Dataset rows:
+ + + +

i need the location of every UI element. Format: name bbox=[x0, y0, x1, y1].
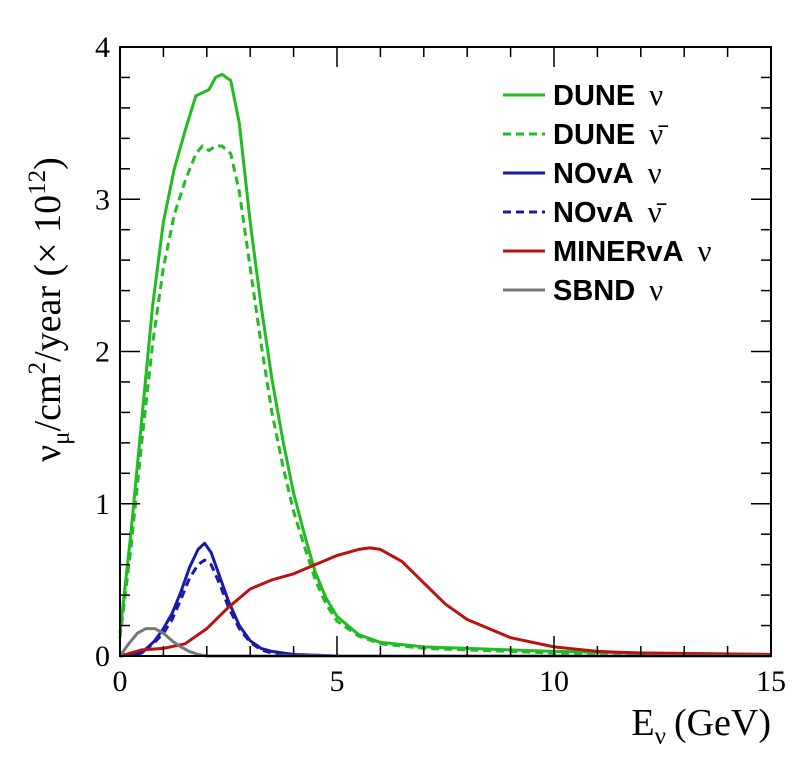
legend-label: NOvA ν bbox=[553, 155, 662, 190]
x-tick-label: 15 bbox=[756, 665, 786, 698]
x-tick-label: 5 bbox=[330, 665, 345, 698]
series-curves bbox=[118, 72, 772, 658]
series-line-minerva-nu bbox=[119, 546, 772, 658]
legend-label: DUNE ν bbox=[553, 77, 663, 112]
y-tick-label: 2 bbox=[95, 336, 110, 369]
y-tick-label: 3 bbox=[95, 183, 110, 216]
legend-label: MINERvA ν bbox=[553, 233, 712, 268]
y-tick-label: 0 bbox=[95, 640, 110, 673]
y-tick-label: 1 bbox=[95, 488, 110, 521]
x-tick-label: 0 bbox=[113, 665, 128, 698]
legend-label: DUNE ν̄ bbox=[553, 116, 668, 151]
legend-label: SBND ν bbox=[553, 272, 663, 307]
y-axis-title: νμ/cm2/year (× 1012) bbox=[24, 157, 75, 462]
legend-label: NOvA ν̄ bbox=[553, 194, 667, 229]
x-tick-label: 10 bbox=[539, 665, 569, 698]
tick-labels: 0 5 10 15 0 1 2 3 4 bbox=[95, 31, 786, 698]
x-axis-title: Eν (GeV) bbox=[631, 702, 771, 750]
y-tick-label: 4 bbox=[95, 31, 110, 64]
legend: DUNE ν DUNE ν̄ NOvA ν NOvA ν̄ MINERvA ν SBND ν bbox=[503, 77, 712, 307]
axis-ticks bbox=[119, 46, 772, 657]
plot-frame bbox=[119, 46, 772, 657]
series-line-nova-nu bbox=[119, 541, 771, 658]
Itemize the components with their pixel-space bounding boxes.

+ + + +

WRITTEN INSTRUCTION: Repeat the lines of the material above word for word, starting at the line containing "legend-label: NOvA ν bbox=[553, 155, 662, 190]" and ending at the line containing "x-tick-label: 10 bbox=[539, 665, 569, 698]", including both of those lines.

EXERCISE SOLUTION:
legend-label: NOvA ν bbox=[553, 155, 662, 190]
x-tick-label: 15 bbox=[756, 665, 786, 698]
x-tick-label: 5 bbox=[330, 665, 345, 698]
series-curves bbox=[118, 72, 772, 658]
series-line-minerva-nu bbox=[119, 546, 772, 658]
legend-label: DUNE ν bbox=[553, 77, 663, 112]
y-tick-label: 2 bbox=[95, 336, 110, 369]
y-tick-label: 3 bbox=[95, 183, 110, 216]
legend-label: MINERvA ν bbox=[553, 233, 712, 268]
y-tick-label: 0 bbox=[95, 640, 110, 673]
y-tick-label: 1 bbox=[95, 488, 110, 521]
x-tick-label: 0 bbox=[113, 665, 128, 698]
legend-label: DUNE ν̄ bbox=[553, 116, 668, 151]
legend-label: SBND ν bbox=[553, 272, 663, 307]
y-axis-title: νμ/cm2/year (× 1012) bbox=[24, 157, 75, 462]
legend-label: NOvA ν̄ bbox=[553, 194, 667, 229]
x-tick-label: 10 bbox=[539, 665, 569, 698]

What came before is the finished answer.